## start
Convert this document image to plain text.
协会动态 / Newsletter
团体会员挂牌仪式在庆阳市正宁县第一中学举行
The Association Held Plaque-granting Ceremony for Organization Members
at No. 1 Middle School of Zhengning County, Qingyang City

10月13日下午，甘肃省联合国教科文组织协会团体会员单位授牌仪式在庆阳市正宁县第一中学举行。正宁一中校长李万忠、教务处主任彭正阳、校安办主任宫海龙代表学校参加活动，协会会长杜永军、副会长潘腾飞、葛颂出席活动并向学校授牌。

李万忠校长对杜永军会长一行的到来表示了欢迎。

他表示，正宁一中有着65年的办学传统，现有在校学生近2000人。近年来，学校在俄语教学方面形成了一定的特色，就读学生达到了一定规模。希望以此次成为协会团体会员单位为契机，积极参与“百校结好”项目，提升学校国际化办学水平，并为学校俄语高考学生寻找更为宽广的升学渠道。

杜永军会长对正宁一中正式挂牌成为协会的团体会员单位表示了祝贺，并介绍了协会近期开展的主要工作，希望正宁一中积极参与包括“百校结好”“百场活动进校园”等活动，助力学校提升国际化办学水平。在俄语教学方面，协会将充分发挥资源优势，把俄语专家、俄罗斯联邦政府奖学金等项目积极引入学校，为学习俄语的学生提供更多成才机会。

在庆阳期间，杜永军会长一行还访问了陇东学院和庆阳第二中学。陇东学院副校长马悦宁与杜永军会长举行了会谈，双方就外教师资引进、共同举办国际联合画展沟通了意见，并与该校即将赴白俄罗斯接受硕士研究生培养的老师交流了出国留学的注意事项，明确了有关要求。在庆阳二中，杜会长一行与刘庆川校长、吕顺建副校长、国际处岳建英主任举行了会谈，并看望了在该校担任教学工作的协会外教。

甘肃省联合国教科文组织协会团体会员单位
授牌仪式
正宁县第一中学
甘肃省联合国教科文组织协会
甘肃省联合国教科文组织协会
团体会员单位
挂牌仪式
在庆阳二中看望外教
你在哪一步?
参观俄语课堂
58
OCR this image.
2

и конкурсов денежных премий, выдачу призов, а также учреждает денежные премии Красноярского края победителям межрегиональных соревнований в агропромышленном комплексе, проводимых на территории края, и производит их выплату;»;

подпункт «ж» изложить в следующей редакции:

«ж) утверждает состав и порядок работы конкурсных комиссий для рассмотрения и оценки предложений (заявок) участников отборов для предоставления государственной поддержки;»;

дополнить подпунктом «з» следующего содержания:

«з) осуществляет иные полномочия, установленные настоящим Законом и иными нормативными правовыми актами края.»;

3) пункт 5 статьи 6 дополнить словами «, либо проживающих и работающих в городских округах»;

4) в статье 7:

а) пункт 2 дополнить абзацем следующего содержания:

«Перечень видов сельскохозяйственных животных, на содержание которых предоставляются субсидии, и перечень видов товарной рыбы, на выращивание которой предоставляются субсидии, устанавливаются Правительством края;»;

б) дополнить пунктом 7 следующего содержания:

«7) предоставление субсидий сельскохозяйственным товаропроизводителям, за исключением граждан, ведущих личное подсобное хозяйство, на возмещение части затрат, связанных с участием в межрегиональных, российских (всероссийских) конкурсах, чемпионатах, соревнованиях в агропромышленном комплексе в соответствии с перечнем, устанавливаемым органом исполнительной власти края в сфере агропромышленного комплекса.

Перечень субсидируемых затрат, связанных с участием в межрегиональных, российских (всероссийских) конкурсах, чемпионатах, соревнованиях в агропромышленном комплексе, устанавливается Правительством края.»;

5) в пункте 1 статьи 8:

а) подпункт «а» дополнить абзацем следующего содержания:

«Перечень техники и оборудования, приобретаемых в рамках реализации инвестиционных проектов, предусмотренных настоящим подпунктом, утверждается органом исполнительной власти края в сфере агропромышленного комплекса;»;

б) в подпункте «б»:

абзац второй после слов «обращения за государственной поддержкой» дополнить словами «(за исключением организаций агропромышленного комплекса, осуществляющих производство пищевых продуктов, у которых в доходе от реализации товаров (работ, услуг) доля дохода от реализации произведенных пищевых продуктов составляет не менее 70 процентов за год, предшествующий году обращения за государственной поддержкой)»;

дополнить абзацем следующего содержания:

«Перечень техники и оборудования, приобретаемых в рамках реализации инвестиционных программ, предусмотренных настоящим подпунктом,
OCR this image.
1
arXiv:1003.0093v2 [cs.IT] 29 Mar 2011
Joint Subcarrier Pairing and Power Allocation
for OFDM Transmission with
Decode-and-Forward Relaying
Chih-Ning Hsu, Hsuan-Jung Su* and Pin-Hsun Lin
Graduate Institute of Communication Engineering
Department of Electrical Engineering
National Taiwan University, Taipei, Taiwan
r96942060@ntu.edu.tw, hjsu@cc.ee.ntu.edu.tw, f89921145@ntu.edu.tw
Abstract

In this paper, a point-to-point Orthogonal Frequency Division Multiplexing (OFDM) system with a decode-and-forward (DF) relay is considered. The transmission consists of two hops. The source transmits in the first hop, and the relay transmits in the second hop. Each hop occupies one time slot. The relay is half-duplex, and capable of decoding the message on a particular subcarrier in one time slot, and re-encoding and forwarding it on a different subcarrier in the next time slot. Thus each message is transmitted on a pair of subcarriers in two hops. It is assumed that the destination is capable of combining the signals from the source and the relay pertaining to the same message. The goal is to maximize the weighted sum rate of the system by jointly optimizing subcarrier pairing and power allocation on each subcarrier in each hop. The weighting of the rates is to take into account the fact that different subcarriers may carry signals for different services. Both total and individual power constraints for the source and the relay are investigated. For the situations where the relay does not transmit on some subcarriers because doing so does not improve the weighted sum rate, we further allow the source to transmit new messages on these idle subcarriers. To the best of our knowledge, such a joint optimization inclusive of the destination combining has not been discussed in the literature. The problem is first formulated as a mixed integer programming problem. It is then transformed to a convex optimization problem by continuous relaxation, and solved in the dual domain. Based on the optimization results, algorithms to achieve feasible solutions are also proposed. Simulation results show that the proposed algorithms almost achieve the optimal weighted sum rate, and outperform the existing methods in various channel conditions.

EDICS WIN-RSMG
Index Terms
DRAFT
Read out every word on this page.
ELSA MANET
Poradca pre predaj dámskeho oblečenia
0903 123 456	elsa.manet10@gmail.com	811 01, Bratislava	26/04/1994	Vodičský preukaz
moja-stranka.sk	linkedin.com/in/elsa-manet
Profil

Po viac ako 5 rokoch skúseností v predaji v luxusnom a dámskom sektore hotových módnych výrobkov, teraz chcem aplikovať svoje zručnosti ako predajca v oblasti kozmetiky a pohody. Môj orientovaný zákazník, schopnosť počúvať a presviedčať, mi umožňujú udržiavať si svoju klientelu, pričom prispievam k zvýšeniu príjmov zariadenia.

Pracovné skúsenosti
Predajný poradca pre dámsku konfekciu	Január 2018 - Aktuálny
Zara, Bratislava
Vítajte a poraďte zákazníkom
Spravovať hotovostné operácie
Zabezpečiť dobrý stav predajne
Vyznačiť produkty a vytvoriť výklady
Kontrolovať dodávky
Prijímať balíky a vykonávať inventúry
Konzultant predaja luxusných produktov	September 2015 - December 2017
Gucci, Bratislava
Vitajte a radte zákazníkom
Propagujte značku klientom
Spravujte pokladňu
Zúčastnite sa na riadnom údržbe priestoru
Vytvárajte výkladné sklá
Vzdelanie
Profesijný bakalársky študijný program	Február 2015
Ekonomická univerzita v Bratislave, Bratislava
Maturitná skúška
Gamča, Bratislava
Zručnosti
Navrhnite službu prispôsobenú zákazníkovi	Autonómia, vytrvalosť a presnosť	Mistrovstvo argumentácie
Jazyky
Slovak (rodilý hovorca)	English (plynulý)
## end
What is expected
Restate the data above word for word, please.

Exercise solution
Convert this document image to plain text.
协会动态 / Newsletter
团体会员挂牌仪式在庆阳市正宁县第一中学举行
The Association Held Plaque-granting Ceremony for Organization Members
at No. 1 Middle School of Zhengning County, Qingyang City

10月13日下午，甘肃省联合国教科文组织协会团体会员单位授牌仪式在庆阳市正宁县第一中学举行。正宁一中校长李万忠、教务处主任彭正阳、校安办主任宫海龙代表学校参加活动，协会会长杜永军、副会长潘腾飞、葛颂出席活动并向学校授牌。

李万忠校长对杜永军会长一行的到来表示了欢迎。

他表示，正宁一中有着65年的办学传统，现有在校学生近2000人。近年来，学校在俄语教学方面形成了一定的特色，就读学生达到了一定规模。希望以此次成为协会团体会员单位为契机，积极参与“百校结好”项目，提升学校国际化办学水平，并为学校俄语高考学生寻找更为宽广的升学渠道。

杜永军会长对正宁一中正式挂牌成为协会的团体会员单位表示了祝贺，并介绍了协会近期开展的主要工作，希望正宁一中积极参与包括“百校结好”“百场活动进校园”等活动，助力学校提升国际化办学水平。在俄语教学方面，协会将充分发挥资源优势，把俄语专家、俄罗斯联邦政府奖学金等项目积极引入学校，为学习俄语的学生提供更多成才机会。

在庆阳期间，杜永军会长一行还访问了陇东学院和庆阳第二中学。陇东学院副校长马悦宁与杜永军会长举行了会谈，双方就外教师资引进、共同举办国际联合画展沟通了意见，并与该校即将赴白俄罗斯接受硕士研究生培养的老师交流了出国留学的注意事项，明确了有关要求。在庆阳二中，杜会长一行与刘庆川校长、吕顺建副校长、国际处岳建英主任举行了会谈，并看望了在该校担任教学工作的协会外教。

甘肃省联合国教科文组织协会团体会员单位
授牌仪式
正宁县第一中学
甘肃省联合国教科文组织协会
甘肃省联合国教科文组织协会
团体会员单位
挂牌仪式
在庆阳二中看望外教
你在哪一步?
参观俄语课堂
58
OCR this image.
2

и конкурсов денежных премий, выдачу призов, а также учреждает денежные премии Красноярского края победителям межрегиональных соревнований в агропромышленном комплексе, проводимых на территории края, и производит их выплату;»;

подпункт «ж» изложить в следующей редакции:

«ж) утверждает состав и порядок работы конкурсных комиссий для рассмотрения и оценки предложений (заявок) участников отборов для предоставления государственной поддержки;»;

дополнить подпунктом «з» следующего содержания:

«з) осуществляет иные полномочия, установленные настоящим Законом и иными нормативными правовыми актами края.»;

3) пункт 5 статьи 6 дополнить словами «, либо проживающих и работающих в городских округах»;

4) в статье 7:

а) пункт 2 дополнить абзацем следующего содержания:

«Перечень видов сельскохозяйственных животных, на содержание которых предоставляются субсидии, и перечень видов товарной рыбы, на выращивание которой предоставляются субсидии, устанавливаются Правительством края;»;

б) дополнить пунктом 7 следующего содержания:

«7) предоставление субсидий сельскохозяйственным товаропроизводителям, за исключением граждан, ведущих личное подсобное хозяйство, на возмещение части затрат, связанных с участием в межрегиональных, российских (всероссийских) конкурсах, чемпионатах, соревнованиях в агропромышленном комплексе в соответствии с перечнем, устанавливаемым органом исполнительной власти края в сфере агропромышленного комплекса.

Перечень субсидируемых затрат, связанных с участием в межрегиональных, российских (всероссийских) конкурсах, чемпионатах, соревнованиях в агропромышленном комплексе, устанавливается Правительством края.»;

5) в пункте 1 статьи 8:

а) подпункт «а» дополнить абзацем следующего содержания:

«Перечень техники и оборудования, приобретаемых в рамках реализации инвестиционных проектов, предусмотренных настоящим подпунктом, утверждается органом исполнительной власти края в сфере агропромышленного комплекса;»;

б) в подпункте «б»:

абзац второй после слов «обращения за государственной поддержкой» дополнить словами «(за исключением организаций агропромышленного комплекса, осуществляющих производство пищевых продуктов, у которых в доходе от реализации товаров (работ, услуг) доля дохода от реализации произведенных пищевых продуктов составляет не менее 70 процентов за год, предшествующий году обращения за государственной поддержкой)»;

дополнить абзацем следующего содержания:

«Перечень техники и оборудования, приобретаемых в рамках реализации инвестиционных программ, предусмотренных настоящим подпунктом,
OCR this image.
1
arXiv:1003.0093v2 [cs.IT] 29 Mar 2011
Joint Subcarrier Pairing and Power Allocation
for OFDM Transmission with
Decode-and-Forward Relaying
Chih-Ning Hsu, Hsuan-Jung Su* and Pin-Hsun Lin
Graduate Institute of Communication Engineering
Department of Electrical Engineering
National Taiwan University, Taipei, Taiwan
r96942060@ntu.edu.tw, hjsu@cc.ee.ntu.edu.tw, f89921145@ntu.edu.tw
Abstract

In this paper, a point-to-point Orthogonal Frequency Division Multiplexing (OFDM) system with a decode-and-forward (DF) relay is considered. The transmission consists of two hops. The source transmits in the first hop, and the relay transmits in the second hop. Each hop occupies one time slot. The relay is half-duplex, and capable of decoding the message on a particular subcarrier in one time slot, and re-encoding and forwarding it on a different subcarrier in the next time slot. Thus each message is transmitted on a pair of subcarriers in two hops. It is assumed that the destination is capable of combining the signals from the source and the relay pertaining to the same message. The goal is to maximize the weighted sum rate of the system by jointly optimizing subcarrier pairing and power allocation on each subcarrier in each hop. The weighting of the rates is to take into account the fact that different subcarriers may carry signals for different services. Both total and individual power constraints for the source and the relay are investigated. For the situations where the relay does not transmit on some subcarriers because doing so does not improve the weighted sum rate, we further allow the source to transmit new messages on these idle subcarriers. To the best of our knowledge, such a joint optimization inclusive of the destination combining has not been discussed in the literature. The problem is first formulated as a mixed integer programming problem. It is then transformed to a convex optimization problem by continuous relaxation, and solved in the dual domain. Based on the optimization results, algorithms to achieve feasible solutions are also proposed. Simulation results show that the proposed algorithms almost achieve the optimal weighted sum rate, and outperform the existing methods in various channel conditions.

EDICS WIN-RSMG
Index Terms
DRAFT
Read out every word on this page.
ELSA MANET
Poradca pre predaj dámskeho oblečenia
0903 123 456	elsa.manet10@gmail.com	811 01, Bratislava	26/04/1994	Vodičský preukaz
moja-stranka.sk	linkedin.com/in/elsa-manet
Profil

Po viac ako 5 rokoch skúseností v predaji v luxusnom a dámskom sektore hotových módnych výrobkov, teraz chcem aplikovať svoje zručnosti ako predajca v oblasti kozmetiky a pohody. Môj orientovaný zákazník, schopnosť počúvať a presviedčať, mi umožňujú udržiavať si svoju klientelu, pričom prispievam k zvýšeniu príjmov zariadenia.

Pracovné skúsenosti
Predajný poradca pre dámsku konfekciu	Január 2018 - Aktuálny
Zara, Bratislava
Vítajte a poraďte zákazníkom
Spravovať hotovostné operácie
Zabezpečiť dobrý stav predajne
Vyznačiť produkty a vytvoriť výklady
Kontrolovať dodávky
Prijímať balíky a vykonávať inventúry
Konzultant predaja luxusných produktov	September 2015 - December 2017
Gucci, Bratislava
Vitajte a radte zákazníkom
Propagujte značku klientom
Spravujte pokladňu
Zúčastnite sa na riadnom údržbe priestoru
Vytvárajte výkladné sklá
Vzdelanie
Profesijný bakalársky študijný program	Február 2015
Ekonomická univerzita v Bratislave, Bratislava
Maturitná skúška
Gamča, Bratislava
Zručnosti
Navrhnite službu prispôsobenú zákazníkovi	Autonómia, vytrvalosť a presnosť	Mistrovstvo argumentácie
Jazyky
Slovak (rodilý hovorca)	English (plynulý)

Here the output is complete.